Data records
(begin)
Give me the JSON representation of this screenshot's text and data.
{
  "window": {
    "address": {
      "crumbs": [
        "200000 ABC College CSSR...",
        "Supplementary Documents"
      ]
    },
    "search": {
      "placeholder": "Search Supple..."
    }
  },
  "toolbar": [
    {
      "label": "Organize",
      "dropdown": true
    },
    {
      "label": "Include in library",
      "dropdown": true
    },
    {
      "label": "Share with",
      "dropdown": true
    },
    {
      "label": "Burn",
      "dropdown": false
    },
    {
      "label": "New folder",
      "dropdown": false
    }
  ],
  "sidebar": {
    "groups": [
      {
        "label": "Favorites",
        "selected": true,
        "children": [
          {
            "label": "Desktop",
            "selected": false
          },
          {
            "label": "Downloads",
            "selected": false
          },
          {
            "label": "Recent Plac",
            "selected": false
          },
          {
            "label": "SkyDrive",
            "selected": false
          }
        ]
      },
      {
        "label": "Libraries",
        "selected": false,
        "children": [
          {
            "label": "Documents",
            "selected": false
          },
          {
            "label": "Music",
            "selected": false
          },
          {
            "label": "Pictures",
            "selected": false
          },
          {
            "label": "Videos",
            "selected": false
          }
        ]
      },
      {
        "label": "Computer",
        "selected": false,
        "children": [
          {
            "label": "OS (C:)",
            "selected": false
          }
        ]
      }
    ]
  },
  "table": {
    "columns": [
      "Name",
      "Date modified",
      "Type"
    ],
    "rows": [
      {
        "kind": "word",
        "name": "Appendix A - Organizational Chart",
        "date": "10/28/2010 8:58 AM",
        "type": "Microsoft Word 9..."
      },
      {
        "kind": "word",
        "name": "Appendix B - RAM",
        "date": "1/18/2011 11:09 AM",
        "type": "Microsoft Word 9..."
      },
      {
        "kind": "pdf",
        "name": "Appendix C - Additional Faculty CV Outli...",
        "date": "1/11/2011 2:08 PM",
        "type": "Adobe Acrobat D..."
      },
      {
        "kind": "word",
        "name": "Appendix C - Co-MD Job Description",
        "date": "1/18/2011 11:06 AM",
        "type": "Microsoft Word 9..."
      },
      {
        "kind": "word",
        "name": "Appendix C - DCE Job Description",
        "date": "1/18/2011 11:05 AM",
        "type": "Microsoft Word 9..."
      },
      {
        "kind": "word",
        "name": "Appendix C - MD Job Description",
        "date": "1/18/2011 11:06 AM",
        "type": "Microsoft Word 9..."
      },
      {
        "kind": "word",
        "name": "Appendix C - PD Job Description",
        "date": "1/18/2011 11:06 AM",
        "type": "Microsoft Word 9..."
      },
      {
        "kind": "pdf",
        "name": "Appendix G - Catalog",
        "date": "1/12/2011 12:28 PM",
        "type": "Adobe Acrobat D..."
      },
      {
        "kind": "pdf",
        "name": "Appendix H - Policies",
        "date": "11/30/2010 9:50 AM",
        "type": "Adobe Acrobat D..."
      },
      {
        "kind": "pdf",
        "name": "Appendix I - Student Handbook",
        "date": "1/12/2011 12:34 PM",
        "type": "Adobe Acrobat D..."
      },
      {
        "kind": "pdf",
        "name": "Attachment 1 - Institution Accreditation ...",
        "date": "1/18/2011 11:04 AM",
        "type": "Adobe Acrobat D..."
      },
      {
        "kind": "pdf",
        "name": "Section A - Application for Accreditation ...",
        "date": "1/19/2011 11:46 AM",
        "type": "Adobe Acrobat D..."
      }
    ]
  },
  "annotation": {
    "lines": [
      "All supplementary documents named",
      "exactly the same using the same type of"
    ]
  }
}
(end)
→ TASK DESCRIPTION
Find every line in the records above that holds the word "Accreditation", and copy each one.

→ THE RESULT
        "name": "Attachment 1 - Institution Accreditation ...",
        "name": "Section A - Application for Accreditation ...",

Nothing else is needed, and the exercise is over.